Records from a data source
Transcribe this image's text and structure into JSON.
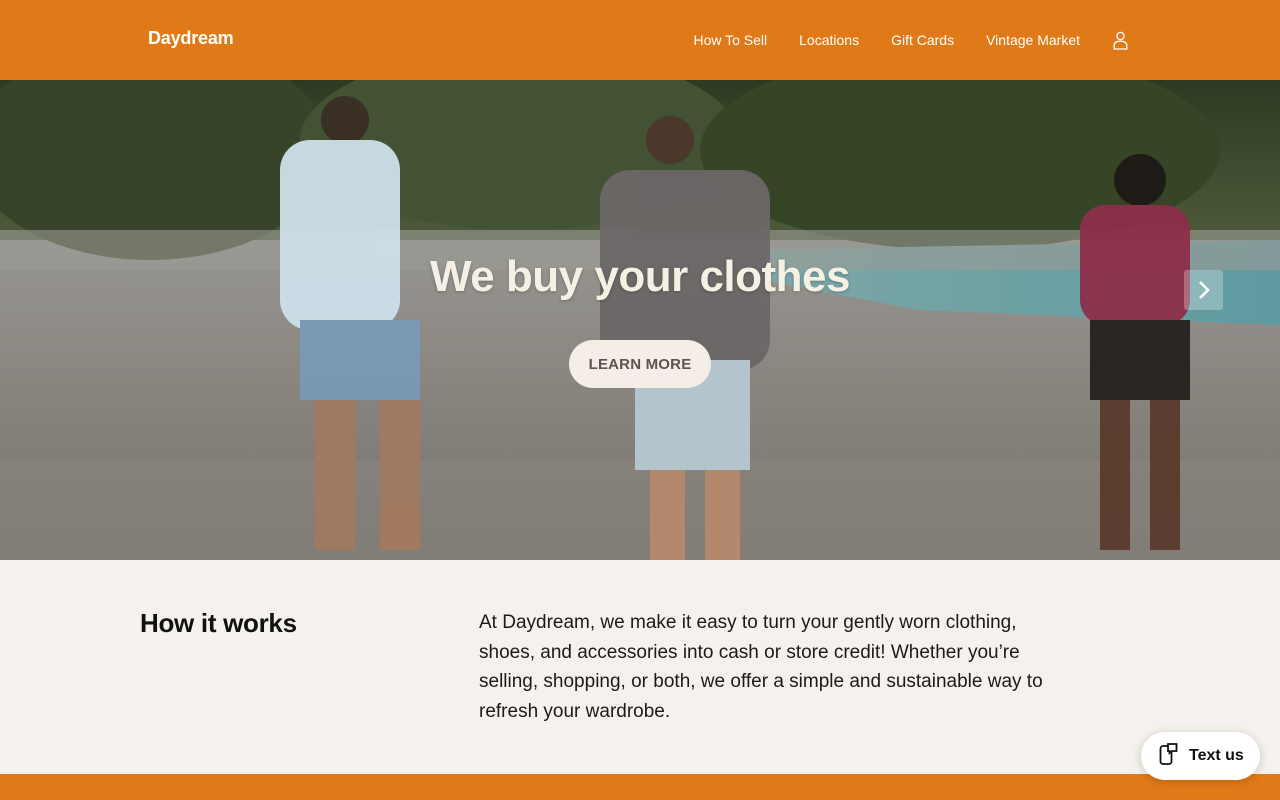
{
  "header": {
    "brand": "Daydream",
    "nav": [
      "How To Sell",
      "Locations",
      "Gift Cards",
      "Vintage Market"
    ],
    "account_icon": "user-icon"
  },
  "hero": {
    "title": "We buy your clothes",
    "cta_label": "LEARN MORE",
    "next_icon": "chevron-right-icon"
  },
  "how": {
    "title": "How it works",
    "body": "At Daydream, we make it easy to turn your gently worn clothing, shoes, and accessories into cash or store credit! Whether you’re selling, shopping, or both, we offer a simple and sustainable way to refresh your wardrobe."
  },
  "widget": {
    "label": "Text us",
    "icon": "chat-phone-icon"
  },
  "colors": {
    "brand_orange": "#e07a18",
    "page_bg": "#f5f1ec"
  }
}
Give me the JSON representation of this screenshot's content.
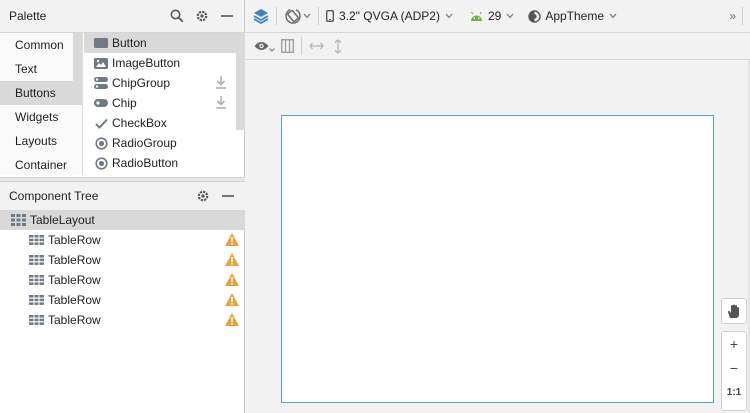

...

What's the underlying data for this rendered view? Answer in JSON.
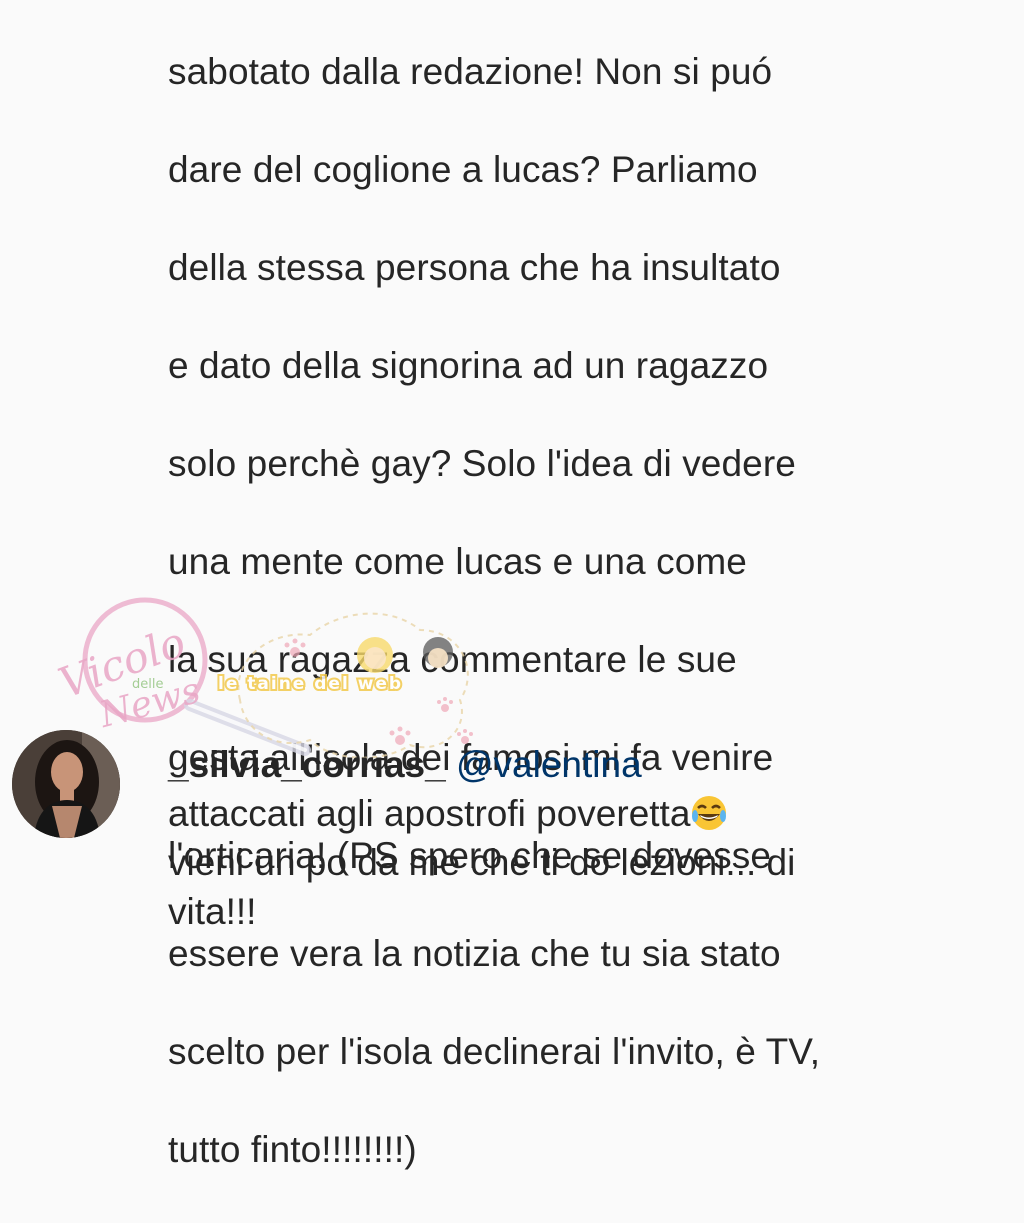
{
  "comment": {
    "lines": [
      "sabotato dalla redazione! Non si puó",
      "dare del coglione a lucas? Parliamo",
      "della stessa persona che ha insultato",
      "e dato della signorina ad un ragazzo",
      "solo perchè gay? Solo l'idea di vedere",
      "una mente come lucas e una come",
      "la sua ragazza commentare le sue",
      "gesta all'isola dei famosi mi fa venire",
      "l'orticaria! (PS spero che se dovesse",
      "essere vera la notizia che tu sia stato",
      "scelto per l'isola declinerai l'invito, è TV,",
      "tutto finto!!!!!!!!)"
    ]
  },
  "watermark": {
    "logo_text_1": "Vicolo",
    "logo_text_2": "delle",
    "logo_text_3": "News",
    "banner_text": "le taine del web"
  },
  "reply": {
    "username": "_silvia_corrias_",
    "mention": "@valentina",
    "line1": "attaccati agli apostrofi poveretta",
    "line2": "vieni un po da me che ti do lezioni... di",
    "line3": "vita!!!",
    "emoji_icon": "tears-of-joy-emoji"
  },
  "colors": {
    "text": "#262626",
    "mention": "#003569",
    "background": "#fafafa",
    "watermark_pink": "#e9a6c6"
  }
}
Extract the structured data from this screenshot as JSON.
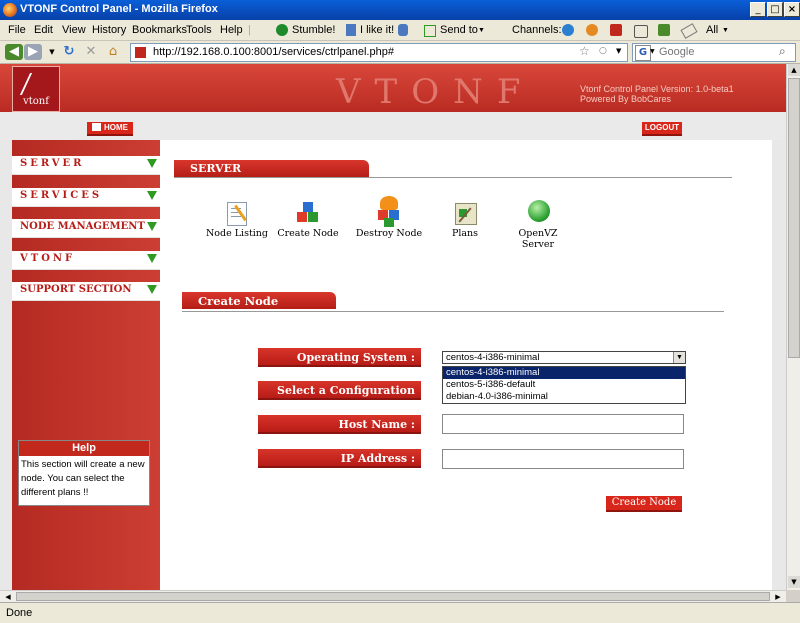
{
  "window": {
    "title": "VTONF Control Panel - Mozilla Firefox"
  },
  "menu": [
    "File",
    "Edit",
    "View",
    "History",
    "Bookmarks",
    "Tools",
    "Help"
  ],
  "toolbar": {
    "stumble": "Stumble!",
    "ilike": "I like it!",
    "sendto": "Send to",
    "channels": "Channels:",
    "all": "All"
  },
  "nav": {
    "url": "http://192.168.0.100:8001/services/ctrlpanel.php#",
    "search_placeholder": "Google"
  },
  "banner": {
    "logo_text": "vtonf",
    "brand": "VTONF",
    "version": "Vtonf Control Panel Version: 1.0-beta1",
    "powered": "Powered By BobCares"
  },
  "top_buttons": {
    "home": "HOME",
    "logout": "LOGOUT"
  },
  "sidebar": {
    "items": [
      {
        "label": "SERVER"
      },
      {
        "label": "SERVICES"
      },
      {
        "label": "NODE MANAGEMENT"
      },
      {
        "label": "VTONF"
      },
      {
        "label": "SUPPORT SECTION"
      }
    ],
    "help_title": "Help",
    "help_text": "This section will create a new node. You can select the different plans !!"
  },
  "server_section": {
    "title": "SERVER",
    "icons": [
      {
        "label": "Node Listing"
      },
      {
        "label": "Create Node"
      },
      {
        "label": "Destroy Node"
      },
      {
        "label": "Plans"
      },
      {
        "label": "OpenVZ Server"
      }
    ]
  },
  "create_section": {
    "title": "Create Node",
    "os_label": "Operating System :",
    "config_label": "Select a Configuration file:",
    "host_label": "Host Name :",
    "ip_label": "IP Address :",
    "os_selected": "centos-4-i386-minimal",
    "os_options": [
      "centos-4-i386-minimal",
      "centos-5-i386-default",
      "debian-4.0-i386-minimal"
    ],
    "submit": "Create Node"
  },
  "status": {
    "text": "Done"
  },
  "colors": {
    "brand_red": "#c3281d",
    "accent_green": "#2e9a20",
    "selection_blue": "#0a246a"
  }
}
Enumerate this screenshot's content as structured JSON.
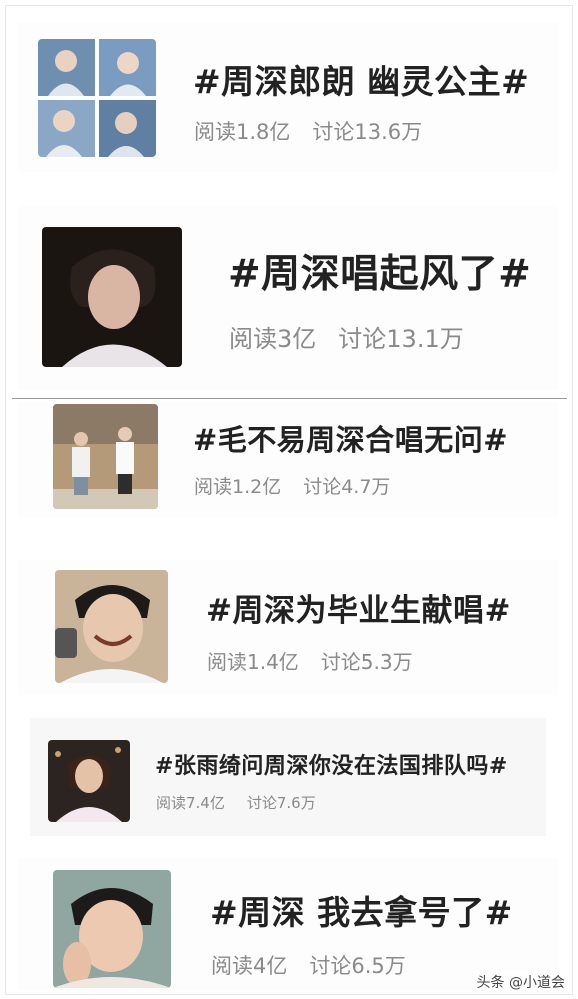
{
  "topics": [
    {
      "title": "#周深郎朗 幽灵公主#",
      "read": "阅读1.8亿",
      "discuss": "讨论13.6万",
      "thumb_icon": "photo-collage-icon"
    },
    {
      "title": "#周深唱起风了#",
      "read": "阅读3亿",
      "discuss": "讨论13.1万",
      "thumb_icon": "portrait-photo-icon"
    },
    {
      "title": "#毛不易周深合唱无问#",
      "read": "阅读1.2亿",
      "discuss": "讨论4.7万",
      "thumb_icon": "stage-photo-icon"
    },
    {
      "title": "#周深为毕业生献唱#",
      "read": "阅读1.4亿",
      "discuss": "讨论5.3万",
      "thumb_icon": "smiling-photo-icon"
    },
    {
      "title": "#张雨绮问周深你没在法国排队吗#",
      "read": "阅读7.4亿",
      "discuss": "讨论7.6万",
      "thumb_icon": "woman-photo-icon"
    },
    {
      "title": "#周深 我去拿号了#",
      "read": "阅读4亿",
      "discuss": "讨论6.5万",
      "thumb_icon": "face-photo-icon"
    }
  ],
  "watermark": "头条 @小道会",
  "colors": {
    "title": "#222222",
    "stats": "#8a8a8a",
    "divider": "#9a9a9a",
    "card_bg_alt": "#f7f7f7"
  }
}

== PROBLEM STATEMENT ==
Only the lines between the line with "Transcribe this image's" and the line with "Give me the", inclusive, should be reproduced, exactly as written and without pictures.

== THE OUTPUT ==
Transcribe this image's text and structure into JSON.
{
  "header": {
    "brand": "Daydream",
    "nav": [
      "How To Sell",
      "Locations",
      "Gift Cards",
      "Vintage Market"
    ],
    "account_icon": "user-icon"
  },
  "hero": {
    "title": "We buy your clothes",
    "cta_label": "LEARN MORE",
    "next_icon": "chevron-right-icon"
  },
  "how": {
    "title": "How it works",
    "body": "At Daydream, we make it easy to turn your gently worn clothing, shoes, and accessories into cash or store credit! Whether you’re selling, shopping, or both, we offer a simple and sustainable way to refresh your wardrobe."
  },
  "widget": {
    "label": "Text us",
    "icon": "chat-phone-icon"
  },
  "colors": {
    "brand_orange": "#e07a18",
    "page_bg": "#f5f1ec"
  }
}
Give me the JSON representation of this screenshot's content.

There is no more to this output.